> BRIEF
Retype the listing that follows, exactly as written.

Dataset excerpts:
----

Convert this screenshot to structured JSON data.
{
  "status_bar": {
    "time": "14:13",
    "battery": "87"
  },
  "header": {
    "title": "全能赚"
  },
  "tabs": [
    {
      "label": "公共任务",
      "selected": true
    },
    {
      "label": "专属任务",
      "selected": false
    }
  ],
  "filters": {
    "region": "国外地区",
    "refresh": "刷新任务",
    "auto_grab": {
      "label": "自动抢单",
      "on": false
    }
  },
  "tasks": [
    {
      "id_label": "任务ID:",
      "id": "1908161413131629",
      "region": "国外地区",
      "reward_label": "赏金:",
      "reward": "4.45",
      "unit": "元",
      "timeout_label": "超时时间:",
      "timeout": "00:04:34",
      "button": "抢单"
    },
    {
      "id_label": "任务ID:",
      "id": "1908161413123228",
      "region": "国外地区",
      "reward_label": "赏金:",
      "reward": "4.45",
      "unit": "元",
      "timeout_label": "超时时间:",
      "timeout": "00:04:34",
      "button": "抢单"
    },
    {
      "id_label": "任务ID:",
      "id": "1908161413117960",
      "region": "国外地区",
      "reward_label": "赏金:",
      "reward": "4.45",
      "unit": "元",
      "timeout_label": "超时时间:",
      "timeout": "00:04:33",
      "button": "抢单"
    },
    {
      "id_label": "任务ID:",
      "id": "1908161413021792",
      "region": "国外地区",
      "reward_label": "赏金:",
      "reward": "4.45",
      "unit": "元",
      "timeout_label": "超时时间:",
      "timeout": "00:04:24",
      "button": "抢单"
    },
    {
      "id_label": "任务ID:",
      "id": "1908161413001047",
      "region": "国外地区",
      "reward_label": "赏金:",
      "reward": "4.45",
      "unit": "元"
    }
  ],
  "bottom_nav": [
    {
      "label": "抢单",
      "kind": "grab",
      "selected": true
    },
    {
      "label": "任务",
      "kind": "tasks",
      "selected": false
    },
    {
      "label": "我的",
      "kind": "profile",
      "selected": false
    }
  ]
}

----

> RESULT OF THE EXERCISE
Convert this screenshot to structured JSON data.
{
  "status_bar": {
    "time": "14:13",
    "battery": "87"
  },
  "header": {
    "title": "全能赚"
  },
  "tabs": [
    {
      "label": "公共任务",
      "selected": true
    },
    {
      "label": "专属任务",
      "selected": false
    }
  ],
  "filters": {
    "region": "国外地区",
    "refresh": "刷新任务",
    "auto_grab": {
      "label": "自动抢单",
      "on": false
    }
  },
  "tasks": [
    {
      "id_label": "任务ID:",
      "id": "1908161413131629",
      "region": "国外地区",
      "reward_label": "赏金:",
      "reward": "4.45",
      "unit": "元",
      "timeout_label": "超时时间:",
      "timeout": "00:04:34",
      "button": "抢单"
    },
    {
      "id_label": "任务ID:",
      "id": "1908161413123228",
      "region": "国外地区",
      "reward_label": "赏金:",
      "reward": "4.45",
      "unit": "元",
      "timeout_label": "超时时间:",
      "timeout": "00:04:34",
      "button": "抢单"
    },
    {
      "id_label": "任务ID:",
      "id": "1908161413117960",
      "region": "国外地区",
      "reward_label": "赏金:",
      "reward": "4.45",
      "unit": "元",
      "timeout_label": "超时时间:",
      "timeout": "00:04:33",
      "button": "抢单"
    },
    {
      "id_label": "任务ID:",
      "id": "1908161413021792",
      "region": "国外地区",
      "reward_label": "赏金:",
      "reward": "4.45",
      "unit": "元",
      "timeout_label": "超时时间:",
      "timeout": "00:04:24",
      "button": "抢单"
    },
    {
      "id_label": "任务ID:",
      "id": "1908161413001047",
      "region": "国外地区",
      "reward_label": "赏金:",
      "reward": "4.45",
      "unit": "元"
    }
  ],
  "bottom_nav": [
    {
      "label": "抢单",
      "kind": "grab",
      "selected": true
    },
    {
      "label": "任务",
      "kind": "tasks",
      "selected": false
    },
    {
      "label": "我的",
      "kind": "profile",
      "selected": false
    }
  ]
}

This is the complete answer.